The entries below should be output exactly as written.

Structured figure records
***

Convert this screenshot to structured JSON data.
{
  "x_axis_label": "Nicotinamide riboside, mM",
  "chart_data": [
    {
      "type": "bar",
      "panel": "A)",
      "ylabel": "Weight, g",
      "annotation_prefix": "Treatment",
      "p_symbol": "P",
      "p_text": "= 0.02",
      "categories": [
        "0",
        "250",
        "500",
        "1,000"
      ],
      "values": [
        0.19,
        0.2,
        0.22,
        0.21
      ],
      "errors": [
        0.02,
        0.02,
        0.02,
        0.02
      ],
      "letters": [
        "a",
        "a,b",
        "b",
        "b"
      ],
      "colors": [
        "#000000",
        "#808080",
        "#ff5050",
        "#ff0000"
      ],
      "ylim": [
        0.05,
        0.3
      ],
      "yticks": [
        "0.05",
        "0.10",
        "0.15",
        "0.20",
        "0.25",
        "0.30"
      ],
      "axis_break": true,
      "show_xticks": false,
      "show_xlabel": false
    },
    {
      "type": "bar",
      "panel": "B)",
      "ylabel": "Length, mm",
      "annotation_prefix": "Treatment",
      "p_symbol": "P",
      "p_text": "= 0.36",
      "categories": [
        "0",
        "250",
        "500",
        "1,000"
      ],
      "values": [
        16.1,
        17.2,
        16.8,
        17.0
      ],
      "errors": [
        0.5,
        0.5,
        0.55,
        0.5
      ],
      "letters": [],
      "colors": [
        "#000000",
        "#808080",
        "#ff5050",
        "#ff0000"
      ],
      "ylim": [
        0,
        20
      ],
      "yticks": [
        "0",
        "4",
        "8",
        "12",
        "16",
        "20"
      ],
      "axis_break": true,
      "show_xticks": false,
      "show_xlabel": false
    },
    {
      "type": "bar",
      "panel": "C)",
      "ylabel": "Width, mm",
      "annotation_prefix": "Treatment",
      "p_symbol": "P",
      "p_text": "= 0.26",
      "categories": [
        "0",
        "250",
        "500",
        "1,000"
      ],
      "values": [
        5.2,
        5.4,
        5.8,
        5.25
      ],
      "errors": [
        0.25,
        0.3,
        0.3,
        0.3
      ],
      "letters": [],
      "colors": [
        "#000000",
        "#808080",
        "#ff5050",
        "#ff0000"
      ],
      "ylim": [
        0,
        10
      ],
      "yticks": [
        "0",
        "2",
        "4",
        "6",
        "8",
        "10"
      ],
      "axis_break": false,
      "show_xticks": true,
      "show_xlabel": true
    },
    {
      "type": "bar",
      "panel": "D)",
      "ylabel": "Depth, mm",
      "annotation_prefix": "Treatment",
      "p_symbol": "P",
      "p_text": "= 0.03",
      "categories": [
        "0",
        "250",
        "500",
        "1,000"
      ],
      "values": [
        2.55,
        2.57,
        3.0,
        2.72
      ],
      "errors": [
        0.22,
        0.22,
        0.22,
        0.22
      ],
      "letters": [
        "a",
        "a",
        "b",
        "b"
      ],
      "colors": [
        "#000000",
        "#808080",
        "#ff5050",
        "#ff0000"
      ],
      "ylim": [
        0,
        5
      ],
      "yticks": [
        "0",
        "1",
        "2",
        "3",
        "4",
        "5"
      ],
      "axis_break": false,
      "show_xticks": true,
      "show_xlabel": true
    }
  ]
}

***

• Result:
Convert this screenshot to structured JSON data.
{
  "x_axis_label": "Nicotinamide riboside, mM",
  "chart_data": [
    {
      "type": "bar",
      "panel": "A)",
      "ylabel": "Weight, g",
      "annotation_prefix": "Treatment",
      "p_symbol": "P",
      "p_text": "= 0.02",
      "categories": [
        "0",
        "250",
        "500",
        "1,000"
      ],
      "values": [
        0.19,
        0.2,
        0.22,
        0.21
      ],
      "errors": [
        0.02,
        0.02,
        0.02,
        0.02
      ],
      "letters": [
        "a",
        "a,b",
        "b",
        "b"
      ],
      "colors": [
        "#000000",
        "#808080",
        "#ff5050",
        "#ff0000"
      ],
      "ylim": [
        0.05,
        0.3
      ],
      "yticks": [
        "0.05",
        "0.10",
        "0.15",
        "0.20",
        "0.25",
        "0.30"
      ],
      "axis_break": true,
      "show_xticks": false,
      "show_xlabel": false
    },
    {
      "type": "bar",
      "panel": "B)",
      "ylabel": "Length, mm",
      "annotation_prefix": "Treatment",
      "p_symbol": "P",
      "p_text": "= 0.36",
      "categories": [
        "0",
        "250",
        "500",
        "1,000"
      ],
      "values": [
        16.1,
        17.2,
        16.8,
        17.0
      ],
      "errors": [
        0.5,
        0.5,
        0.55,
        0.5
      ],
      "letters": [],
      "colors": [
        "#000000",
        "#808080",
        "#ff5050",
        "#ff0000"
      ],
      "ylim": [
        0,
        20
      ],
      "yticks": [
        "0",
        "4",
        "8",
        "12",
        "16",
        "20"
      ],
      "axis_break": true,
      "show_xticks": false,
      "show_xlabel": false
    },
    {
      "type": "bar",
      "panel": "C)",
      "ylabel": "Width, mm",
      "annotation_prefix": "Treatment",
      "p_symbol": "P",
      "p_text": "= 0.26",
      "categories": [
        "0",
        "250",
        "500",
        "1,000"
      ],
      "values": [
        5.2,
        5.4,
        5.8,
        5.25
      ],
      "errors": [
        0.25,
        0.3,
        0.3,
        0.3
      ],
      "letters": [],
      "colors": [
        "#000000",
        "#808080",
        "#ff5050",
        "#ff0000"
      ],
      "ylim": [
        0,
        10
      ],
      "yticks": [
        "0",
        "2",
        "4",
        "6",
        "8",
        "10"
      ],
      "axis_break": false,
      "show_xticks": true,
      "show_xlabel": true
    },
    {
      "type": "bar",
      "panel": "D)",
      "ylabel": "Depth, mm",
      "annotation_prefix": "Treatment",
      "p_symbol": "P",
      "p_text": "= 0.03",
      "categories": [
        "0",
        "250",
        "500",
        "1,000"
      ],
      "values": [
        2.55,
        2.57,
        3.0,
        2.72
      ],
      "errors": [
        0.22,
        0.22,
        0.22,
        0.22
      ],
      "letters": [
        "a",
        "a",
        "b",
        "b"
      ],
      "colors": [
        "#000000",
        "#808080",
        "#ff5050",
        "#ff0000"
      ],
      "ylim": [
        0,
        5
      ],
      "yticks": [
        "0",
        "1",
        "2",
        "3",
        "4",
        "5"
      ],
      "axis_break": false,
      "show_xticks": true,
      "show_xlabel": true
    }
  ]
}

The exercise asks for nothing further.